=== EXTRAIT ===
---+---

En 1563 parut un éloge qui dut intéresser la nation : c’était celui de ce François de Guise, assassiné par Poltrot, devant Orléans. Il fut, comme on sait, le plus grand homme de son siècle. Ce fut lui qui défendit Metz contre Charles-Quint, qui rendit Calais à la France, et combattit avec succès l’Espagne, l’Angleterre et l’Empire. Son crime fut d’être trop puissant : c’en était un dans une minorité orageuse, et sous un gouvernement faible où plusieurs grands hommes se choquent, et où l’autorité sans vigueur ne peut tenir la balance entre des forces extrêmes qui se combattent. Sa mort fut le premier des assassinats que le fanatisme de ce siècle fit commettre. On connaît de lui ce mot employé dans une de nos plus belles tragédies : « Ta religion t’a ordonné de m’assassiner ; la mienne m’ordonne de te pardonner et de te plaindre. » Ce mot, dont on se souvient, est fort au-dessus d’une oraison funèbre qu’on oublie.

---+---

=== MATÉRIEL FOURNI ===
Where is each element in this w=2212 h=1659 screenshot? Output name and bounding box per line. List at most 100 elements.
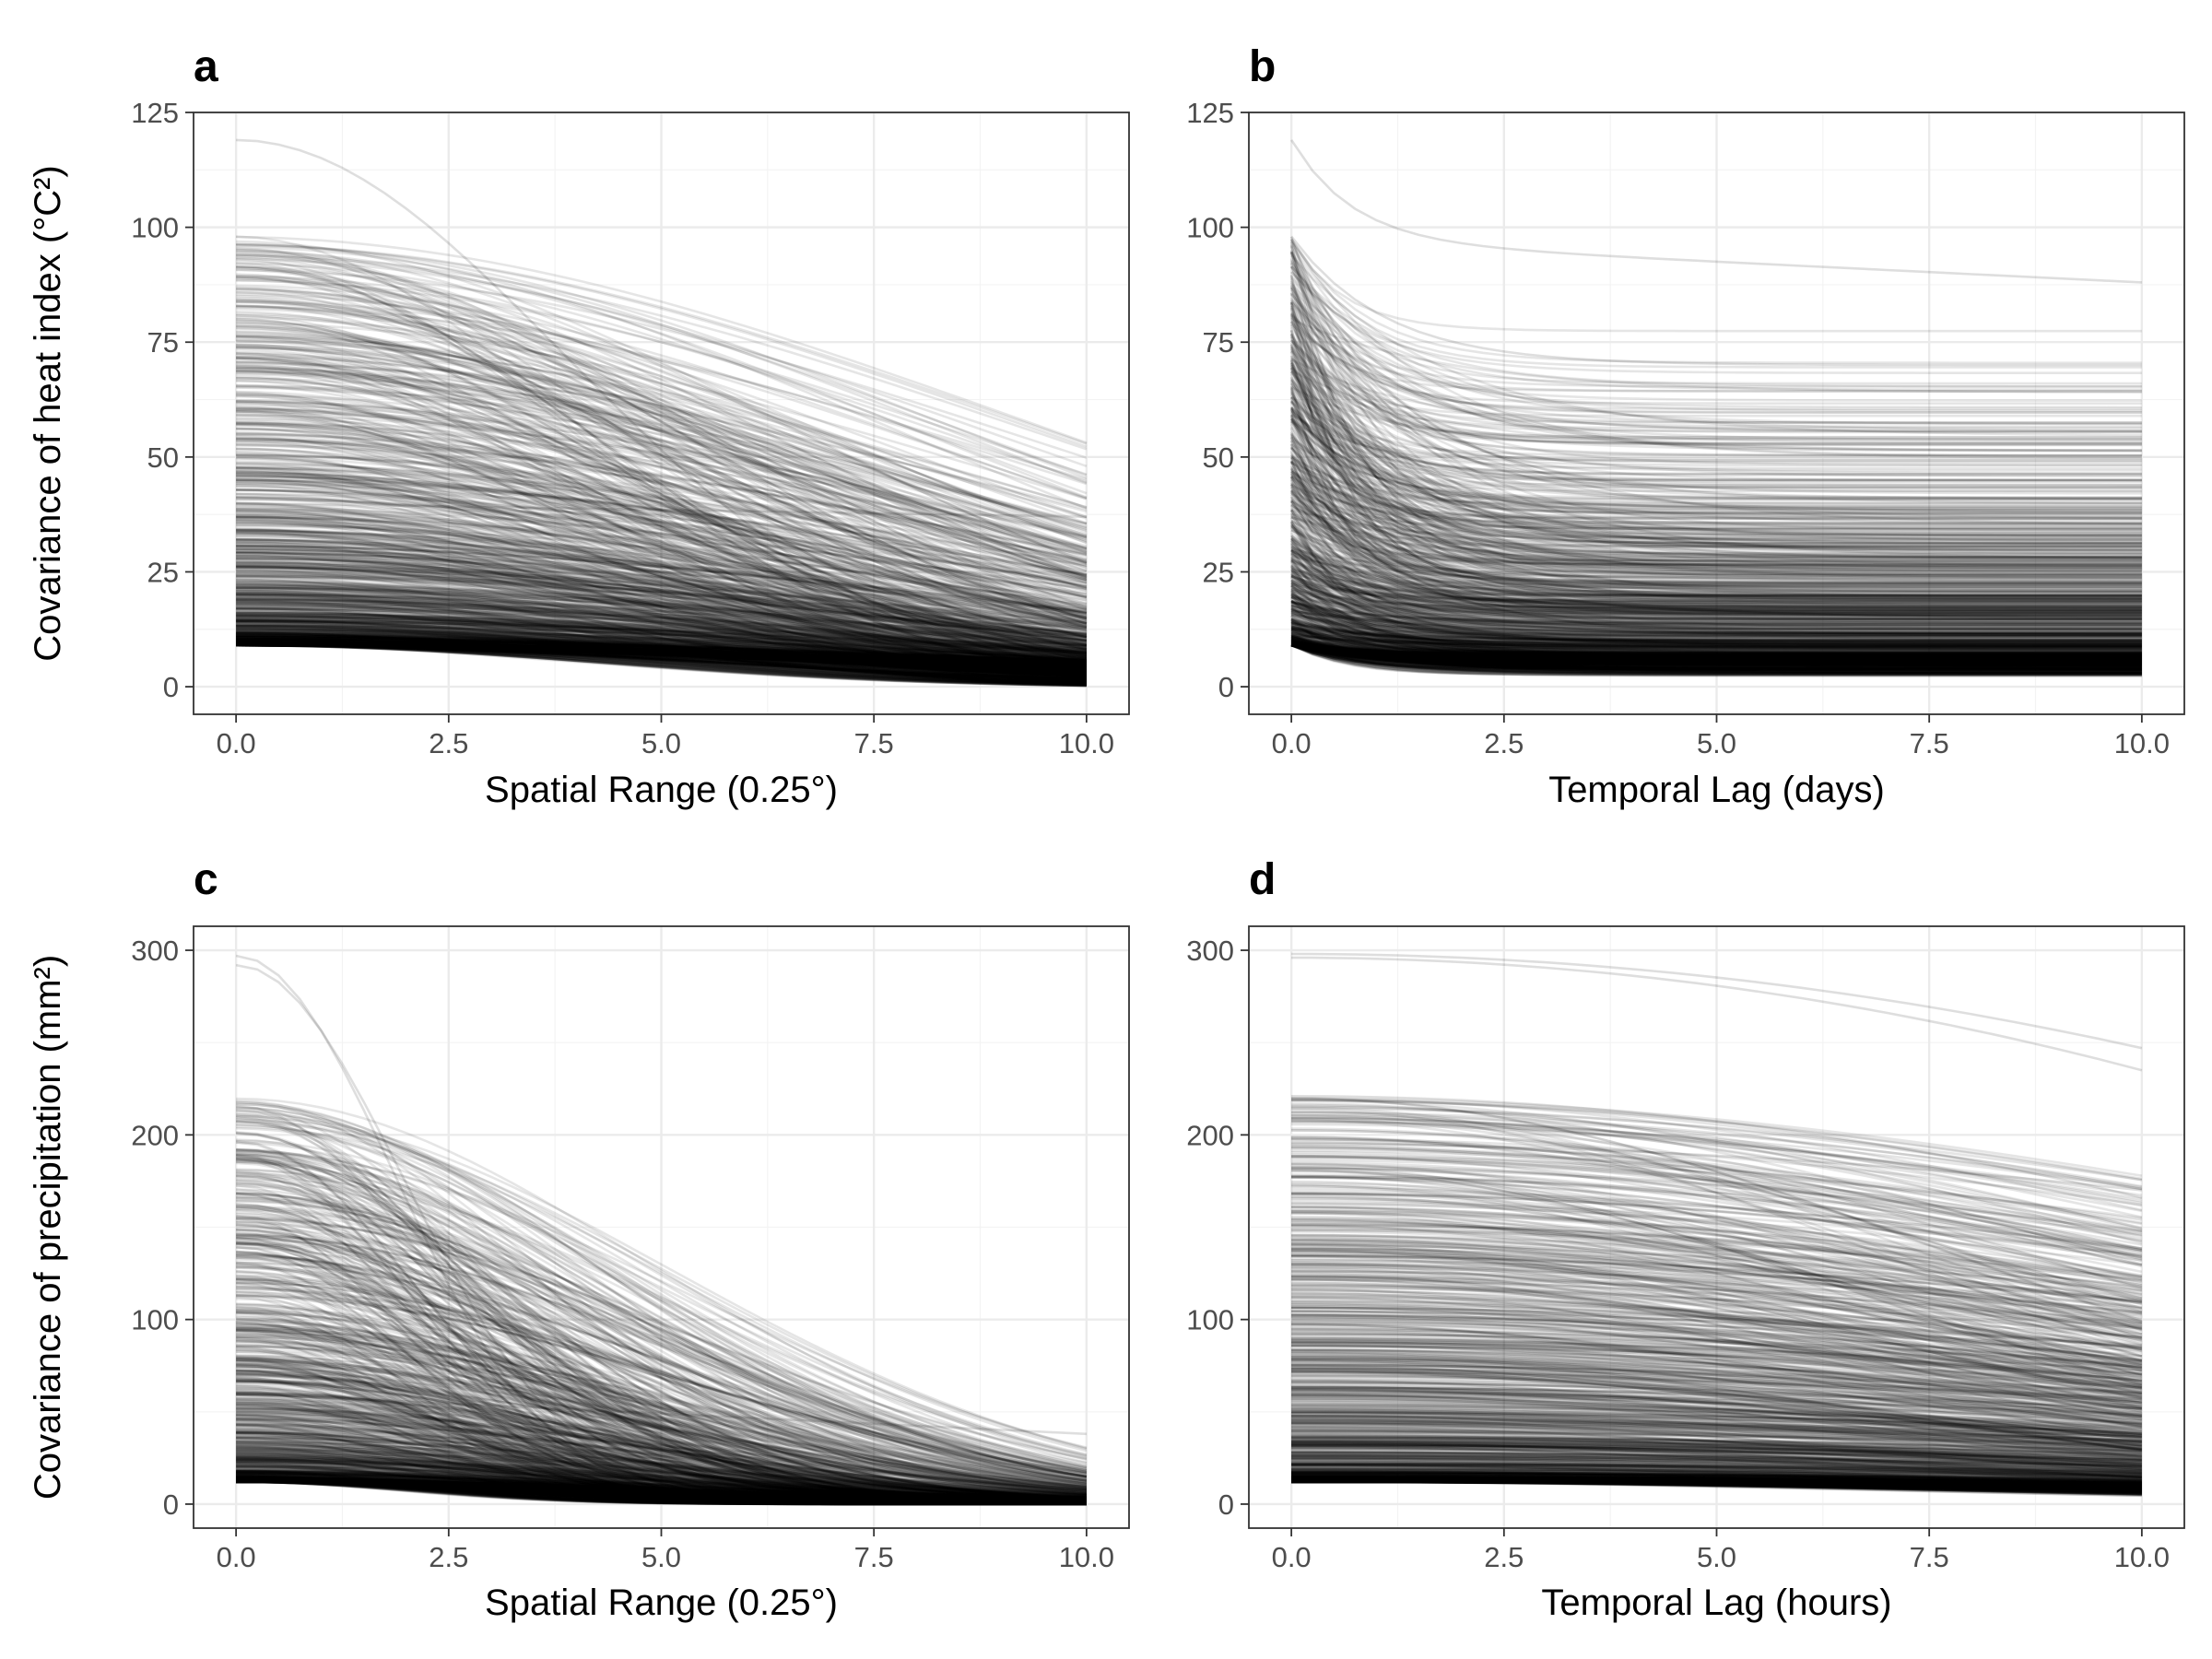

---+---

=== CONSIGNE ===
Reprenez le texte sur l'éloge de François de Guise à la suite de sa dernière phrase.

=== RÉSULTAT FINAL ===
En 1571, c’est-à-dire, quelques mois avant la Saint-Barthélemi, fut prononcé et publié un panégyrique en l’honneur de Charles IX. On y vante les grandes actions d’un prince de vingt ans, qui n’avait pu encore que prêter son nom aux malheurs de son règne. On y célèbre sa bonté ; et dans quel moment ! À sa mort il se trouva des orateurs pour le louer. J’ai lu l’oraison funèbre de ce prince, que Muret prononça à Rome, en présence du pape Grégoire XIII. Non, lorsque Antonin ou Trajan moururent autrefois dans cette même ville, et que la douleur publique prononça leur éloge en présence des citoyens, dont ils avaient fait le bonheur pendant vingt ans, je suis bien sûr qu’on n’y parla pas davantage de vertu, de justice, de larmes et de désolation des peuples. Tous les éloges prononcés à Paris ou dans la France, en l’honneur de Charles IX, sont du même ton. L’unique différence, c’est que nos orateurs français insultent à l’humanité en prose faible et barbare, dans ce jargon qui n’était pas encore une langue ; au lieu que l’orateur d’Italie, écrivant avec pureté dans la langue de l’ancienne Rome, ses mensonges du moins sont doux et harmonieux. Il est triste que les orateurs, chargés des éloges funèbres des hommes puissants, se soient trop souvent réduits eux-mêmes à ne parler que le langage des cours. Ils auraient pu, dans des siècles surtout où la religion avait tant d’autorité, faire de ces discours la consolation des peuples et la leçon des grands ; mais sans doute il faut que chez les hommes tout soit petit, corrompu et faible.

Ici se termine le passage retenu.